Structured figure records
::::::

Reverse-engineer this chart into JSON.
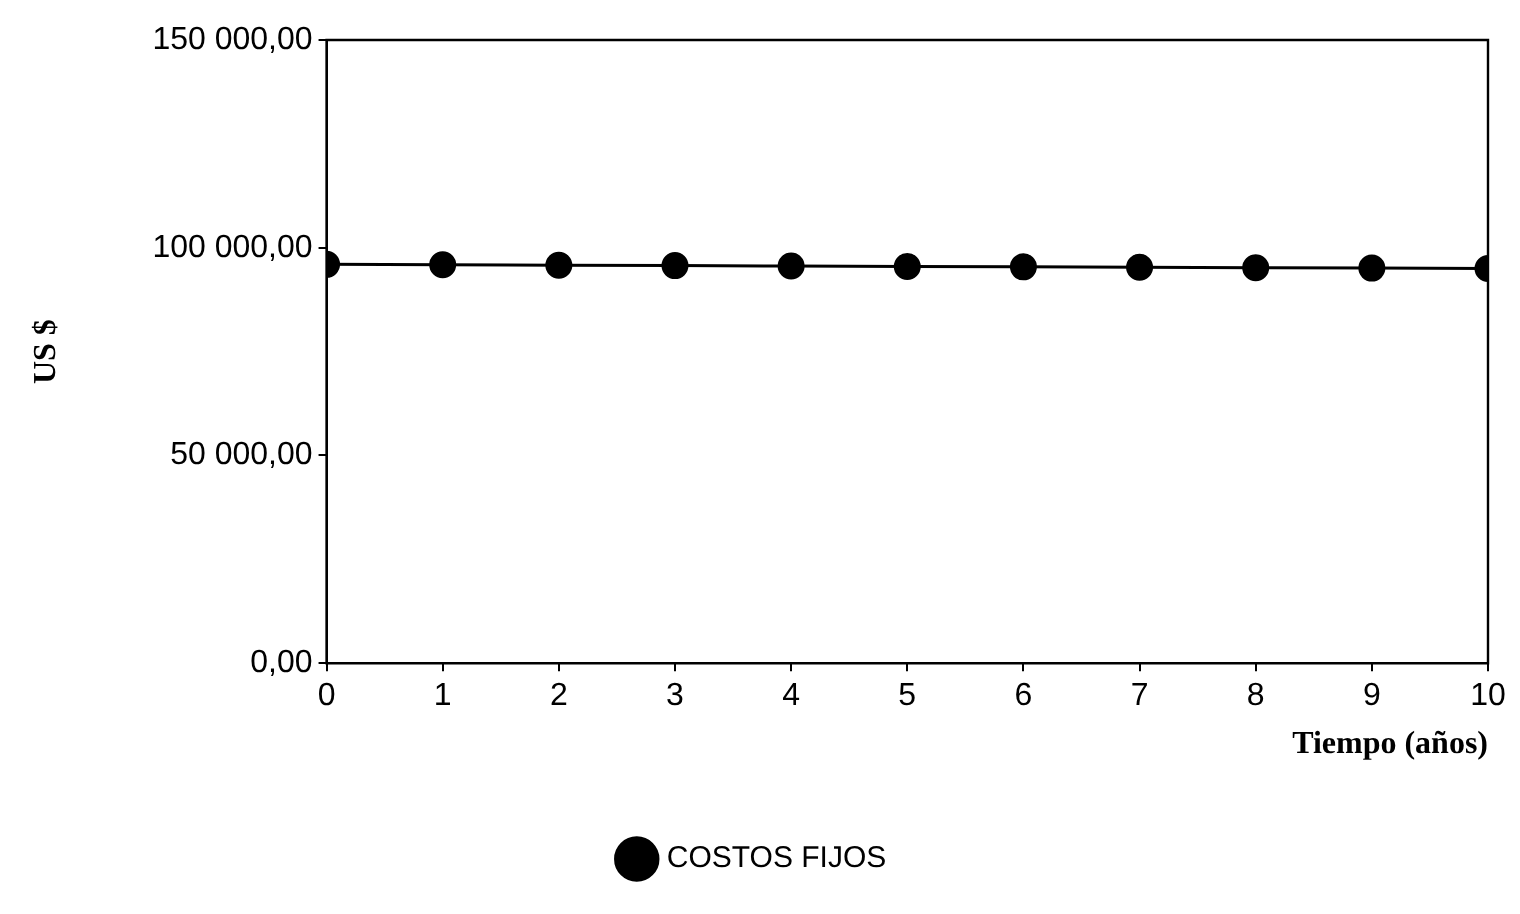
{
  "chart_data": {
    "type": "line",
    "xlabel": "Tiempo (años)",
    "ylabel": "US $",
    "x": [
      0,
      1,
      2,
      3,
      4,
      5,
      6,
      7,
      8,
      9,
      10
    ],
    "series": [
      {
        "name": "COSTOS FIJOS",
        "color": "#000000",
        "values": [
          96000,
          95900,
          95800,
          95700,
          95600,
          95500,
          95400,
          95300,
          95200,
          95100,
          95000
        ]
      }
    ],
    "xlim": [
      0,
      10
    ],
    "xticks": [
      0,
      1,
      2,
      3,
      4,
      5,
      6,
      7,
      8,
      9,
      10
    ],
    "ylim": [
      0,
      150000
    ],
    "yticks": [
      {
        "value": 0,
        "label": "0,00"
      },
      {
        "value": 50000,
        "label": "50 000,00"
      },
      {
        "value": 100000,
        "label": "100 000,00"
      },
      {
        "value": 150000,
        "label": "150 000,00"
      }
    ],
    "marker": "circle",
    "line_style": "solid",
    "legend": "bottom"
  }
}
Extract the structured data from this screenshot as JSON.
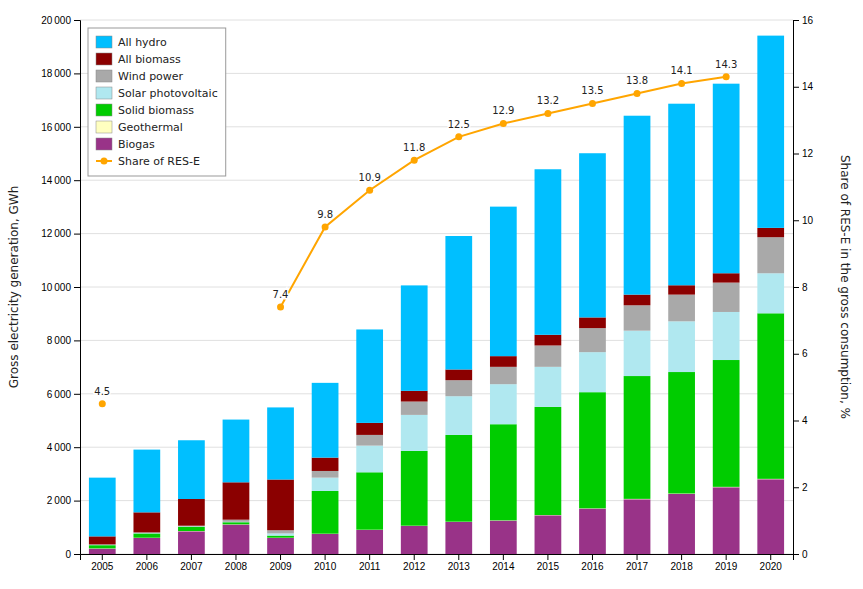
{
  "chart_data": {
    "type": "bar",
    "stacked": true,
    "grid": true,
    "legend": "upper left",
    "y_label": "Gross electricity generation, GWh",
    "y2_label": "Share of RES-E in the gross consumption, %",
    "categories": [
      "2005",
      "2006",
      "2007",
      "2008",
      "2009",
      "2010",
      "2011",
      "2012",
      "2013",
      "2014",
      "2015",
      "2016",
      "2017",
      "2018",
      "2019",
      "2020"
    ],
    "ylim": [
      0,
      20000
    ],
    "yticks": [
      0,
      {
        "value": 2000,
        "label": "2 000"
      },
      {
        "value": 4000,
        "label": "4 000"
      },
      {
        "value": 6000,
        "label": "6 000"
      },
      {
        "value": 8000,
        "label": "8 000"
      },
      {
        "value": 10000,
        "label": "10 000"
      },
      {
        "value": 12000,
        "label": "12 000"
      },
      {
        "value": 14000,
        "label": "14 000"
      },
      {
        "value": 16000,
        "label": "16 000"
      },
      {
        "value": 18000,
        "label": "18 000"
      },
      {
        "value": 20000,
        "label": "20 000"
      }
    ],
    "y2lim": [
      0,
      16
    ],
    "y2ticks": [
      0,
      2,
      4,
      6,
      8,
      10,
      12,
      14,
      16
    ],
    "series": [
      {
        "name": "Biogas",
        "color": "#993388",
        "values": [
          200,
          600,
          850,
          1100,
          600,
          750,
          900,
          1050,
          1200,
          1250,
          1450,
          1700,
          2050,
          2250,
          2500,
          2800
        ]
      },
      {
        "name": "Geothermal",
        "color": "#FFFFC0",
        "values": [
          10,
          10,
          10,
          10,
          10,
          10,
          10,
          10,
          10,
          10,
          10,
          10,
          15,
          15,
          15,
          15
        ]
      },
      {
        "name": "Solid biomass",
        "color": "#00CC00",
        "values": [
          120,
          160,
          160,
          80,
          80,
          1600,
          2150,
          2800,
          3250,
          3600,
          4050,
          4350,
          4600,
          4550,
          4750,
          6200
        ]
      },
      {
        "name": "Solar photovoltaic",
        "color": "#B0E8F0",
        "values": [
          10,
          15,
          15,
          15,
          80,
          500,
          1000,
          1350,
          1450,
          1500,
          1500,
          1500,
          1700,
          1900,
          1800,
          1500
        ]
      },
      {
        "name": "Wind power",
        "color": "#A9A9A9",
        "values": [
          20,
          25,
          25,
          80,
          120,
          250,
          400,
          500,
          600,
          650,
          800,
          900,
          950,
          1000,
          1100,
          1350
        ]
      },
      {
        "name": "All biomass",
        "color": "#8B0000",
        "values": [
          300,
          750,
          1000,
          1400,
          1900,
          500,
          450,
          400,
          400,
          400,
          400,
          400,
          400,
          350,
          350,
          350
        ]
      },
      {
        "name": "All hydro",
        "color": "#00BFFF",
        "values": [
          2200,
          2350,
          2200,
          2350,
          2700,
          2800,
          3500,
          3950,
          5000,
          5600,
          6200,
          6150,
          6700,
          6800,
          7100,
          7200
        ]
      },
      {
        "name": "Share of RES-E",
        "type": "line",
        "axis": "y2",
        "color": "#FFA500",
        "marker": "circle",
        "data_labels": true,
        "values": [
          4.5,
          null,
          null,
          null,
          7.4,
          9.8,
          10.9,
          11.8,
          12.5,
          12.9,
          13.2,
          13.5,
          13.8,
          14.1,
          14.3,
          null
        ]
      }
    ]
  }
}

::::::

▶ _DO THIS_: Only a number is wanted: how many lines of the material above hold "name"?

▶ _THE SOLUTION_: 9